### WHAT THE EXERCISE ASKS
Gather, from the data below, each line in which the word "arvig" occurs.

### LISTED RECORDS
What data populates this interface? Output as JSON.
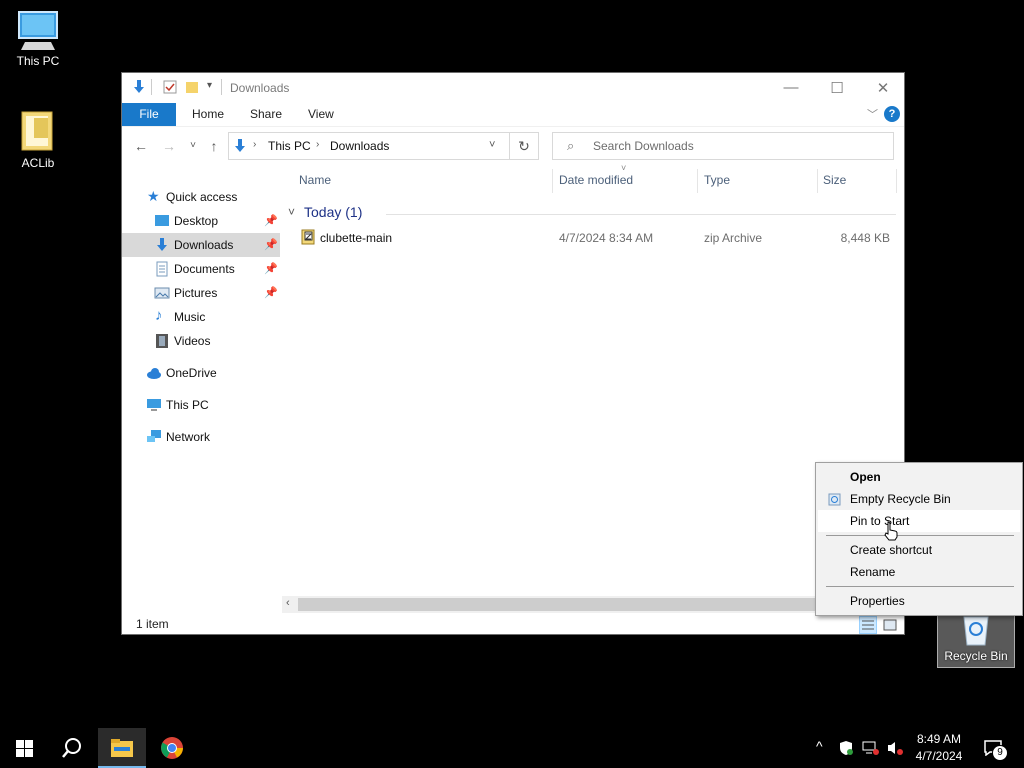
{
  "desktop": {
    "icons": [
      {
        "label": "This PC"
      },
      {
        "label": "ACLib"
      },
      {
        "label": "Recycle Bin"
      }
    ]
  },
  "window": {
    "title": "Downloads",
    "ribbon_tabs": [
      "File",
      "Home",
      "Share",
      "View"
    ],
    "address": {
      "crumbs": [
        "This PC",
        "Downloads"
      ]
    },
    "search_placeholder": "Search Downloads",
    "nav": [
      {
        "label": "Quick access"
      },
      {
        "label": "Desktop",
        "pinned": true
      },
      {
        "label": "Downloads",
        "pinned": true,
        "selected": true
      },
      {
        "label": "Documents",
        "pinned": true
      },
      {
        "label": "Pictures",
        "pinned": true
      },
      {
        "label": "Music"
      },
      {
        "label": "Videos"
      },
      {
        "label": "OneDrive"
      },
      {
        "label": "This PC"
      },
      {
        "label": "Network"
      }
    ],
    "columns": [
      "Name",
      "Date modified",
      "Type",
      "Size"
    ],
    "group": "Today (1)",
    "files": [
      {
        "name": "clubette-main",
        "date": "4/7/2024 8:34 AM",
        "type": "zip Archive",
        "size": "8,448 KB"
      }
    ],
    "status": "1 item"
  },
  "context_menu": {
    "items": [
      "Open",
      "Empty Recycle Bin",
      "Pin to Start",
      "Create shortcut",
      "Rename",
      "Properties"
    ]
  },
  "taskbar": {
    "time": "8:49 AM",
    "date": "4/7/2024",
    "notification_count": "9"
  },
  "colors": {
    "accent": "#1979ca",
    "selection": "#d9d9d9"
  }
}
--
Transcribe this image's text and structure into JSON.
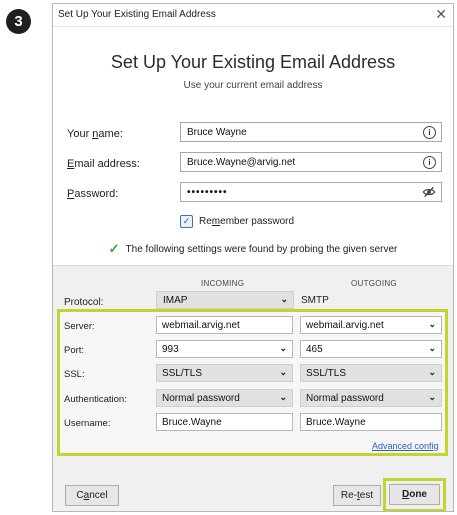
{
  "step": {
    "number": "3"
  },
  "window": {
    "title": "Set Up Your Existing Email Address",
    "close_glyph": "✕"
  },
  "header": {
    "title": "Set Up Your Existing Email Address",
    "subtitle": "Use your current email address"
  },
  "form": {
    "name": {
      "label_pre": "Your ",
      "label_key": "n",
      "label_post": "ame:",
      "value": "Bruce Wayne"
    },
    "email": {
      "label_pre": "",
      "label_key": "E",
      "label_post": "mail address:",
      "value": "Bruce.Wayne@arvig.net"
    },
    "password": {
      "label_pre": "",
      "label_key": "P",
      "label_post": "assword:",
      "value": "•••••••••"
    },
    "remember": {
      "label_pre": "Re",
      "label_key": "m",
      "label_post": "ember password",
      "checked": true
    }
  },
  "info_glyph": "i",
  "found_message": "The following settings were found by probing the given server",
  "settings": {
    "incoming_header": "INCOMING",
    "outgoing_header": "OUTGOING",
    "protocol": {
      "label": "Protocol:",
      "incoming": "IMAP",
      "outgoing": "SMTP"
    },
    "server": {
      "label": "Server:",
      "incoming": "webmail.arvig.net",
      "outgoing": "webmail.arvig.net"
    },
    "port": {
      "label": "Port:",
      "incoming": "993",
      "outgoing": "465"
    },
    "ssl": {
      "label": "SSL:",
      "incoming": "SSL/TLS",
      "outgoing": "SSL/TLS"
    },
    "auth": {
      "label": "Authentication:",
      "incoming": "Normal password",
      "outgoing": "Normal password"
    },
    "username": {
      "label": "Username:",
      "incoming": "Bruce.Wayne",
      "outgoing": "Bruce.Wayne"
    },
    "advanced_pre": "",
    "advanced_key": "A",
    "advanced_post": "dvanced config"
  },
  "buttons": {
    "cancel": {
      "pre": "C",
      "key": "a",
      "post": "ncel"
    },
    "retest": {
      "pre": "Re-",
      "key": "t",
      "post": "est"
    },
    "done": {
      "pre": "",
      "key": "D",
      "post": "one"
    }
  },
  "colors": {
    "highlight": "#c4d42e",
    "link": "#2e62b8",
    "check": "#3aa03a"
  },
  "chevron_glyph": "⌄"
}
--
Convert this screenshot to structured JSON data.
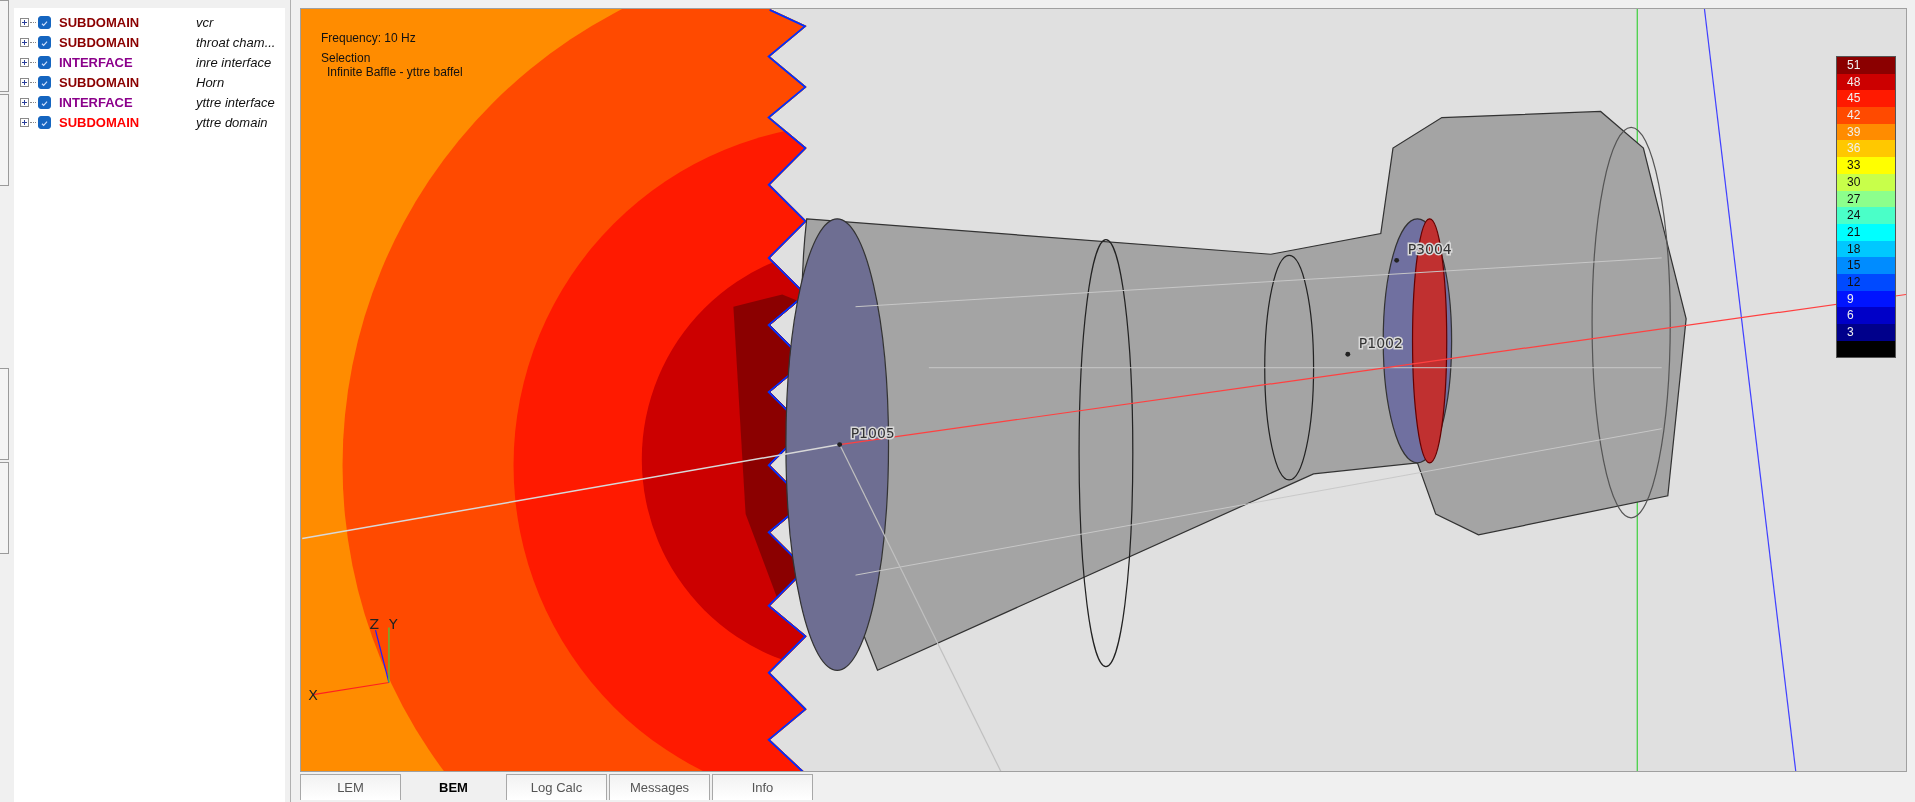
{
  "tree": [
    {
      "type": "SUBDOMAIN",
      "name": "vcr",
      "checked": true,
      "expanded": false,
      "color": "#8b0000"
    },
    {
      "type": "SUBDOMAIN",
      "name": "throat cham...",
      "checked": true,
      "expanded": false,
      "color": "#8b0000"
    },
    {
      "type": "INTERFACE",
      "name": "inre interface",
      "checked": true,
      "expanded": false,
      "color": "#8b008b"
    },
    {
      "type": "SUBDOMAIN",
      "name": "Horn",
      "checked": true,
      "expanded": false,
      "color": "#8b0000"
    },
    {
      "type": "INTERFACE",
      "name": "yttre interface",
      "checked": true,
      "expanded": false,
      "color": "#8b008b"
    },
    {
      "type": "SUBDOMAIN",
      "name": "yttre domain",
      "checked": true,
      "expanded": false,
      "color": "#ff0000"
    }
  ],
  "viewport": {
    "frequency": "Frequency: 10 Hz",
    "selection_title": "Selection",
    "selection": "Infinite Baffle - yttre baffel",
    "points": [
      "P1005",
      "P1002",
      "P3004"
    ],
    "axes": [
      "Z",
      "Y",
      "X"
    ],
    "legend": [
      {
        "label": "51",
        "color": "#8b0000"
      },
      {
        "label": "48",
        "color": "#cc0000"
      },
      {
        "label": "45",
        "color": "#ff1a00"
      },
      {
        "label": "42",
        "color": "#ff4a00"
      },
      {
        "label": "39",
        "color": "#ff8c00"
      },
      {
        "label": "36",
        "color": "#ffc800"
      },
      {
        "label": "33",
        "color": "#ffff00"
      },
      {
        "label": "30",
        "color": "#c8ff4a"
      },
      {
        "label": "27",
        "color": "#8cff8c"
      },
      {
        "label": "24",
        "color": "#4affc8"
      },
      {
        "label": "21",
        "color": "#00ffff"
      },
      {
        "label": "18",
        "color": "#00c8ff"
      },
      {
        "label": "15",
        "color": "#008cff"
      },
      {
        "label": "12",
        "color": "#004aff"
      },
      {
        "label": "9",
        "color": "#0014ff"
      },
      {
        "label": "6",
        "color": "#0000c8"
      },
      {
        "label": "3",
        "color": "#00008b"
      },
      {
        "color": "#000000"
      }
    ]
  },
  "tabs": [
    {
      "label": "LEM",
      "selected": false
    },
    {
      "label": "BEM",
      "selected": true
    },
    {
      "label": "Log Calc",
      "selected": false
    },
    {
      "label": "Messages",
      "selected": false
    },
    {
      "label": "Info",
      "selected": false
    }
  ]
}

### CORRECT OUTPUT
      "value": "Bruce.Wayne@arvig.net"
      "incoming": "webmail.arvig.net",
      "outgoing": "webmail.arvig.net"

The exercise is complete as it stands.